## Exercise goal
Without the images, output each record below as it stands.

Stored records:
===============
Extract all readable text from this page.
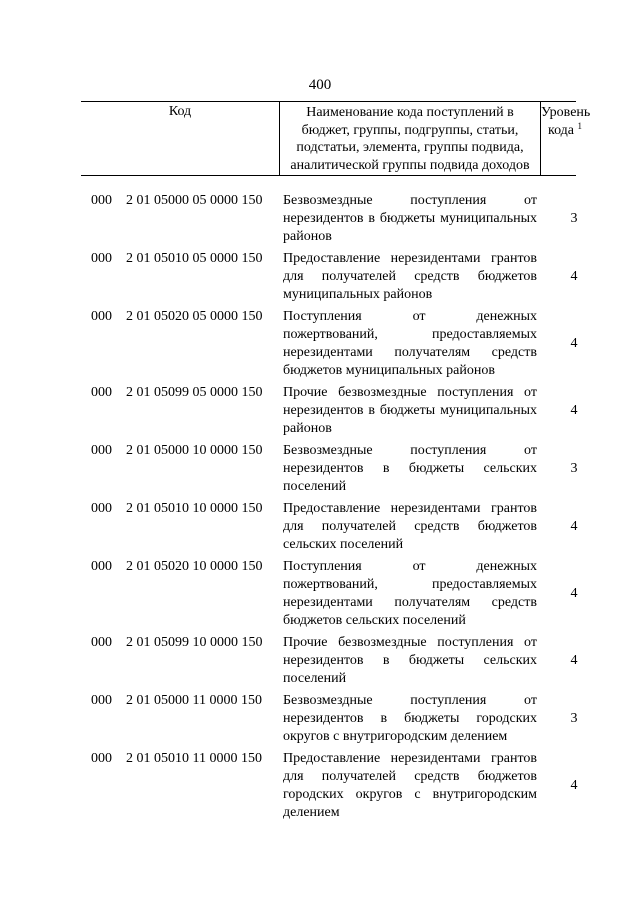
400
Код	Наименование кода поступлений в
бюджет, группы, подгруппы, статьи,
подстатьи, элемента, группы подвида,
аналитической группы подвида доходов
Уровень
кода $^1$
000 2 01 05000 05 0000 150 Безвозмездные поступления от нерезидентов в бюджеты муниципальных районов
3
000 2 01 05010 05 0000 150 Предоставление нерезидентами грантов для получателей средств бюджетов муниципальных районов
4
000 2 01 05020 05 0000 150 Поступления от денежных пожертвований, предоставляемых нерезидентами получателям средств бюджетов муниципальных районов
4
000 2 01 05099 05 0000 150 Прочие безвозмездные поступления от нерезидентов в бюджеты муниципальных районов
4
000 2 01 05000 10 0000 150 Безвозмездные поступления от нерезидентов в бюджеты сельских поселений
3
000 2 01 05010 10 0000 150 Предоставление нерезидентами грантов для получателей средств бюджетов сельских поселений
4
000 2 01 05020 10 0000 150 Поступления от денежных пожертвований, предоставляемых нерезидентами получателям средств бюджетов сельских поселений
4
000 2 01 05099 10 0000 150 Прочие безвозмездные поступления от нерезидентов в бюджеты сельских поселений
4
000 2 01 05000 11 0000 150 Безвозмездные поступления от нерезидентов в бюджеты городских округов с внутригородским делением
3
000 2 01 05010 11 0000 150 Предоставление нерезидентами грантов для получателей средств бюджетов городских округов с внутригородским делением
4
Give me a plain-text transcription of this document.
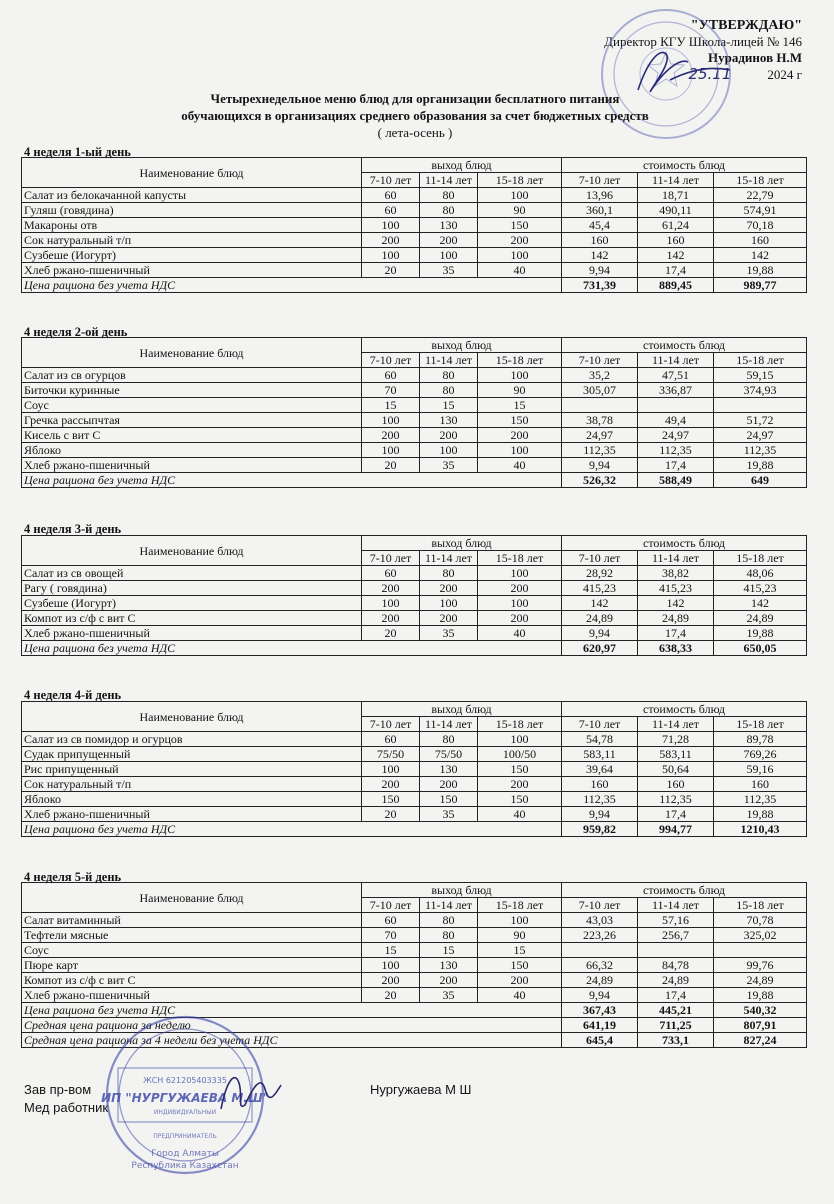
"УТВЕРЖДАЮ"
Директор КГУ Школа-лицей № 146
Нурадинов Н.М
25.11	2024 г
Четырехнедельное меню блюд для организации бесплатного питания
обучающихся в организациях среднего образования за счет бюджетных средств
( лета-осень )
4 неделя 1-ый день
Наименование блюд	выход блюд			стоимость блюд		
	7-10 лет	11-14 лет	15-18 лет	7-10 лет	11-14 лет	15-18 лет
Салат из белокачанной капусты	60	80	100	13,96	18,71	22,79
Гуляш (говядина)	60	80	90	360,1	490,11	574,91
Макароны отв	100	130	150	45,4	61,24	70,18
Сок натуральный т/п	200	200	200	160	160	160
Сузбеше (Иогурт)	100	100	100	142	142	142
Хлеб ржано-пшеничный	20	35	40	9,94	17,4	19,88
Цена рациона без учета НДС				731,39	889,45	989,77
4 неделя 2-ой день
Наименование блюд	выход блюд			стоимость блюд		
	7-10 лет	11-14 лет	15-18 лет	7-10 лет	11-14 лет	15-18 лет
Салат из св огурцов	60	80	100	35,2	47,51	59,15
Биточки куринные	70	80	90	305,07	336,87	374,93
Соус	15	15	15			
Гречка рассыпчтая	100	130	150	38,78	49,4	51,72
Кисель с вит С	200	200	200	24,97	24,97	24,97
Яблоко	100	100	100	112,35	112,35	112,35
Хлеб ржано-пшеничный	20	35	40	9,94	17,4	19,88
Цена рациона без учета НДС				526,32	588,49	649
4 неделя 3-й день
Наименование блюд	выход блюд			стоимость блюд		
	7-10 лет	11-14 лет	15-18 лет	7-10 лет	11-14 лет	15-18 лет
Салат из св овощей	60	80	100	28,92	38,82	48,06
Рагу ( говядина)	200	200	200	415,23	415,23	415,23
Сузбеше (Иогурт)	100	100	100	142	142	142
Компот из с/ф с вит С	200	200	200	24,89	24,89	24,89
Хлеб ржано-пшеничный	20	35	40	9,94	17,4	19,88
Цена рациона без учета НДС				620,97	638,33	650,05
4 неделя 4-й день
Наименование блюд	выход блюд			стоимость блюд		
	7-10 лет	11-14 лет	15-18 лет	7-10 лет	11-14 лет	15-18 лет
Салат из св помидор и огурцов	60	80	100	54,78	71,28	89,78
Судак припущенный	75/50	75/50	100/50	583,11	583,11	769,26
Рис припущенный	100	130	150	39,64	50,64	59,16
Сок натуральный т/п	200	200	200	160	160	160
Яблоко	150	150	150	112,35	112,35	112,35
Хлеб ржано-пшеничный	20	35	40	9,94	17,4	19,88
Цена рациона без учета НДС				959,82	994,77	1210,43
4 неделя 5-й день
Наименование блюд	выход блюд			стоимость блюд		
	7-10 лет	11-14 лет	15-18 лет	7-10 лет	11-14 лет	15-18 лет
Салат витаминный	60	80	100	43,03	57,16	70,78
Тефтели мясные	70	80	90	223,26	256,7	325,02
Соус	15	15	15			
Пюре карт	100	130	150	66,32	84,78	99,76
Компот из с/ф с вит С	200	200	200	24,89	24,89	24,89
Хлеб ржано-пшеничный	20	35	40	9,94	17,4	19,88
Цена рациона без учета НДС				367,43	445,21	540,32
Средная цена рациона за неделю				641,19	711,25	807,91
Средная цена рациона за 4 недели без учета НДС				645,4	733,1	827,24
Зав пр-вом
Мед работник
Нургужаева М Ш
ЖСН 621205403335
ИП "НУРГУЖАЕВА М.Ш"
ИНДИВИДУАЛЬНЫЙ
ПРЕДПРИНИМАТЕЛЬ
Город Алматы
Республика Казахстан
===============
## Answer
Extract all readable text from this page.
400
Код	Наименование кода поступлений в
бюджет, группы, подгруппы, статьи,
подстатьи, элемента, группы подвида,
аналитической группы подвида доходов
Уровень
кода $^1$
000 2 01 05000 05 0000 150 Безвозмездные поступления от нерезидентов в бюджеты муниципальных районов
3
000 2 01 05010 05 0000 150 Предоставление нерезидентами грантов для получателей средств бюджетов муниципальных районов
4
000 2 01 05020 05 0000 150 Поступления от денежных пожертвований, предоставляемых нерезидентами получателям средств бюджетов муниципальных районов
4
000 2 01 05099 05 0000 150 Прочие безвозмездные поступления от нерезидентов в бюджеты муниципальных районов
4
000 2 01 05000 10 0000 150 Безвозмездные поступления от нерезидентов в бюджеты сельских поселений
3
000 2 01 05010 10 0000 150 Предоставление нерезидентами грантов для получателей средств бюджетов сельских поселений
4
000 2 01 05020 10 0000 150 Поступления от денежных пожертвований, предоставляемых нерезидентами получателям средств бюджетов сельских поселений
4
000 2 01 05099 10 0000 150 Прочие безвозмездные поступления от нерезидентов в бюджеты сельских поселений
4
000 2 01 05000 11 0000 150 Безвозмездные поступления от нерезидентов в бюджеты городских округов с внутригородским делением
3
000 2 01 05010 11 0000 150 Предоставление нерезидентами грантов для получателей средств бюджетов городских округов с внутригородским делением
4
Give me a plain-text transcription of this document.
"УТВЕРЖДАЮ"
Директор КГУ Школа-лицей № 146
Нурадинов Н.М
25.11	2024 г
Четырехнедельное меню блюд для организации бесплатного питания
обучающихся в организациях среднего образования за счет бюджетных средств
( лета-осень )
4 неделя 1-ый день
Наименование блюд	выход блюд			стоимость блюд		
	7-10 лет	11-14 лет	15-18 лет	7-10 лет	11-14 лет	15-18 лет
Салат из белокачанной капусты	60	80	100	13,96	18,71	22,79
Гуляш (говядина)	60	80	90	360,1	490,11	574,91
Макароны отв	100	130	150	45,4	61,24	70,18
Сок натуральный т/п	200	200	200	160	160	160
Сузбеше (Иогурт)	100	100	100	142	142	142
Хлеб ржано-пшеничный	20	35	40	9,94	17,4	19,88
Цена рациона без учета НДС				731,39	889,45	989,77
4 неделя 2-ой день
Наименование блюд	выход блюд			стоимость блюд		
	7-10 лет	11-14 лет	15-18 лет	7-10 лет	11-14 лет	15-18 лет
Салат из св огурцов	60	80	100	35,2	47,51	59,15
Биточки куринные	70	80	90	305,07	336,87	374,93
Соус	15	15	15			
Гречка рассыпчтая	100	130	150	38,78	49,4	51,72
Кисель с вит С	200	200	200	24,97	24,97	24,97
Яблоко	100	100	100	112,35	112,35	112,35
Хлеб ржано-пшеничный	20	35	40	9,94	17,4	19,88
Цена рациона без учета НДС				526,32	588,49	649
4 неделя 3-й день
Наименование блюд	выход блюд			стоимость блюд		
	7-10 лет	11-14 лет	15-18 лет	7-10 лет	11-14 лет	15-18 лет
Салат из св овощей	60	80	100	28,92	38,82	48,06
Рагу ( говядина)	200	200	200	415,23	415,23	415,23
Сузбеше (Иогурт)	100	100	100	142	142	142
Компот из с/ф с вит С	200	200	200	24,89	24,89	24,89
Хлеб ржано-пшеничный	20	35	40	9,94	17,4	19,88
Цена рациона без учета НДС				620,97	638,33	650,05
4 неделя 4-й день
Наименование блюд	выход блюд			стоимость блюд		
	7-10 лет	11-14 лет	15-18 лет	7-10 лет	11-14 лет	15-18 лет
Салат из св помидор и огурцов	60	80	100	54,78	71,28	89,78
Судак припущенный	75/50	75/50	100/50	583,11	583,11	769,26
Рис припущенный	100	130	150	39,64	50,64	59,16
Сок натуральный т/п	200	200	200	160	160	160
Яблоко	150	150	150	112,35	112,35	112,35
Хлеб ржано-пшеничный	20	35	40	9,94	17,4	19,88
Цена рациона без учета НДС				959,82	994,77	1210,43
4 неделя 5-й день
Наименование блюд	выход блюд			стоимость блюд		
	7-10 лет	11-14 лет	15-18 лет	7-10 лет	11-14 лет	15-18 лет
Салат витаминный	60	80	100	43,03	57,16	70,78
Тефтели мясные	70	80	90	223,26	256,7	325,02
Соус	15	15	15			
Пюре карт	100	130	150	66,32	84,78	99,76
Компот из с/ф с вит С	200	200	200	24,89	24,89	24,89
Хлеб ржано-пшеничный	20	35	40	9,94	17,4	19,88
Цена рациона без учета НДС				367,43	445,21	540,32
Средная цена рациона за неделю				641,19	711,25	807,91
Средная цена рациона за 4 недели без учета НДС				645,4	733,1	827,24
Зав пр-вом
Мед работник
Нургужаева М Ш
ЖСН 621205403335
ИП "НУРГУЖАЕВА М.Ш"
ИНДИВИДУАЛЬНЫЙ
ПРЕДПРИНИМАТЕЛЬ
Город Алматы
Республика Казахстан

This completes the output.